··· Data provided ···

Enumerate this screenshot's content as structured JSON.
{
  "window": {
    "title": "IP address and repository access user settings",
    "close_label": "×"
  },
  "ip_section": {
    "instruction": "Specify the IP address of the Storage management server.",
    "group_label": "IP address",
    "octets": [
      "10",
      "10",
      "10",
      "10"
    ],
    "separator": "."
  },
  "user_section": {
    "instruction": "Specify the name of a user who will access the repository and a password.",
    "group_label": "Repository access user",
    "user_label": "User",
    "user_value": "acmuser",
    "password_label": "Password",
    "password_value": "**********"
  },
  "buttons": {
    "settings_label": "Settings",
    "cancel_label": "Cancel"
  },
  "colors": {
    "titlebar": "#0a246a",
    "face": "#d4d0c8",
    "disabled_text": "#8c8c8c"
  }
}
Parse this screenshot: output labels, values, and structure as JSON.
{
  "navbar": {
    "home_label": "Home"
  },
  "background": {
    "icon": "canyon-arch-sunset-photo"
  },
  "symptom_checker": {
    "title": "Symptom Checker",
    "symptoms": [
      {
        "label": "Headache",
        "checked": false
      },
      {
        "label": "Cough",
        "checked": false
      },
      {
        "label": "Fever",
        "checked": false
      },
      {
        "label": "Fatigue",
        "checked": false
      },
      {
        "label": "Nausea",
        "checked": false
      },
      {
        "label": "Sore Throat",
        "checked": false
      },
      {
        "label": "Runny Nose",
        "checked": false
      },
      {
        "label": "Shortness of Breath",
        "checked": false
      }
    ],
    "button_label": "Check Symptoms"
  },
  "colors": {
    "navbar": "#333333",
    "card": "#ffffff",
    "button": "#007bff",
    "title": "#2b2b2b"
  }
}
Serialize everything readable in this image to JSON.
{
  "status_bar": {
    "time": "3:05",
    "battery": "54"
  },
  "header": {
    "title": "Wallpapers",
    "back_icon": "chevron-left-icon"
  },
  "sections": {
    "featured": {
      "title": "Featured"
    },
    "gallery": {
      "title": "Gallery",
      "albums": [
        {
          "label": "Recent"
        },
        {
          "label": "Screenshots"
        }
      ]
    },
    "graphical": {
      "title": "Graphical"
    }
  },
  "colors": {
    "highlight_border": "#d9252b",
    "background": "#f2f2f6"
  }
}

···

__Exercise objective__: Look for lines containing the string "this" and copy them all.

__Response to the task__:
Enumerate this screenshot's content as structured JSON.
Parse this screenshot: output labels, values, and structure as JSON.
Serialize everything readable in this image to JSON.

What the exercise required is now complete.